*** EXERCISE DATA

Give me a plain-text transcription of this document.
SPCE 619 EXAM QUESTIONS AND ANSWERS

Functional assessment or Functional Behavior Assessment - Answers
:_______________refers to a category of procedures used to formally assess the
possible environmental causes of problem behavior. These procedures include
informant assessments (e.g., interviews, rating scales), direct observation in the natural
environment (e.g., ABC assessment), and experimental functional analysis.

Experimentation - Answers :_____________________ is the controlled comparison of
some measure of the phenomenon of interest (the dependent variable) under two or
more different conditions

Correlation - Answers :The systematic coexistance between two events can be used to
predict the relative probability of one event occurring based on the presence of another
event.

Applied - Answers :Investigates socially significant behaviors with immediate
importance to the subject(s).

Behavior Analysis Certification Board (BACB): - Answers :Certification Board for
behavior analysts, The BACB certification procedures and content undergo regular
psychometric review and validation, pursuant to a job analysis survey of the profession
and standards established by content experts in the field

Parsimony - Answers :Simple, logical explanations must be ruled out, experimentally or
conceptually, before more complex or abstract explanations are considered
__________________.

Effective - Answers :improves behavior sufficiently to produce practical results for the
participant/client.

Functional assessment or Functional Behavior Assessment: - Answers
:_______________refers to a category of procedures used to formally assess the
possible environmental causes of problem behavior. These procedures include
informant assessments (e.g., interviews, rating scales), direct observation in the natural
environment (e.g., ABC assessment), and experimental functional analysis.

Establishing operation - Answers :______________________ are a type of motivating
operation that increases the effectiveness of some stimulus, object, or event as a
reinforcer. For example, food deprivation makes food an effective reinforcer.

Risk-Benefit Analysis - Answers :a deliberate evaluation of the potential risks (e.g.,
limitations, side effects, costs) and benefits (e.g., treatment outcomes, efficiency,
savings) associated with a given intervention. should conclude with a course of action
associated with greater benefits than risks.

******

__TASK DETAILS__. Read the entries above, then pull out the lines that include "explanations".

__TASK OUTPUT__.
Parsimony - Answers :Simple, logical explanations must be ruled out, experimentally or
conceptually, before more complex or abstract explanations are considered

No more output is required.